■ **WHAT TO PRODUCE**: Wherever the string "countries" occurs in a line of these records, report that line.

## START ENTRIES SHOWN

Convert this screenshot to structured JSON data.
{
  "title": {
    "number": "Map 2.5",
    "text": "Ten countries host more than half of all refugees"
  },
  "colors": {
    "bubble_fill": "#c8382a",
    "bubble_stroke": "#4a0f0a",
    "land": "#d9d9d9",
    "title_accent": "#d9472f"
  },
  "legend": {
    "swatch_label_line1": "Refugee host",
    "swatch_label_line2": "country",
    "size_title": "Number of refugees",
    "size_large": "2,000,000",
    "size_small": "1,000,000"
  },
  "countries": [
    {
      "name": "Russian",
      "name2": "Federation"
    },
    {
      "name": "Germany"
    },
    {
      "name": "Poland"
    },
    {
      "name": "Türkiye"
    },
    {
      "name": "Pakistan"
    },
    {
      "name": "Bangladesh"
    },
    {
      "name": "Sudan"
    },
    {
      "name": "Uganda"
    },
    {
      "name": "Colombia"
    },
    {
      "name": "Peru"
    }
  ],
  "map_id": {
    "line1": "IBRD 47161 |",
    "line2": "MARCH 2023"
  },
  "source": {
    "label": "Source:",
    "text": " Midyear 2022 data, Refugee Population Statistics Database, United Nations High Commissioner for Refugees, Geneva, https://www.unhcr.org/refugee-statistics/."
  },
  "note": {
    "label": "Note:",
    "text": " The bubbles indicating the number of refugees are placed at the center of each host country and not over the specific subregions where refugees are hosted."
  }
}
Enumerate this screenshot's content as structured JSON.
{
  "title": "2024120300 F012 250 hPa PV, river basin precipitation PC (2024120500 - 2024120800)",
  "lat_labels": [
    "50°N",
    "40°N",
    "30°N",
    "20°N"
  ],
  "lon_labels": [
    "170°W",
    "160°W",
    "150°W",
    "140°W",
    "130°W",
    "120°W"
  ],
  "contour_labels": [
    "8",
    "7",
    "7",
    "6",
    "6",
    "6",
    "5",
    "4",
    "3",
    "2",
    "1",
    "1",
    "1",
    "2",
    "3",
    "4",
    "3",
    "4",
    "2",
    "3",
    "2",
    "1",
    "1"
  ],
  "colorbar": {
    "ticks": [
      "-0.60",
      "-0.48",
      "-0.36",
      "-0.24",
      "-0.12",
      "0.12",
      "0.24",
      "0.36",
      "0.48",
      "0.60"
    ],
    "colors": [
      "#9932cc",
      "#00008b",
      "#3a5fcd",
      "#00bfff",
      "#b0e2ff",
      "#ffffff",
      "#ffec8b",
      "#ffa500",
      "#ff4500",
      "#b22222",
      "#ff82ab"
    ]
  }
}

## END ENTRIES SHOWN

■ **TASK ANSWER**:
    "text": "Ten countries host more than half of all refugees"
  "countries": [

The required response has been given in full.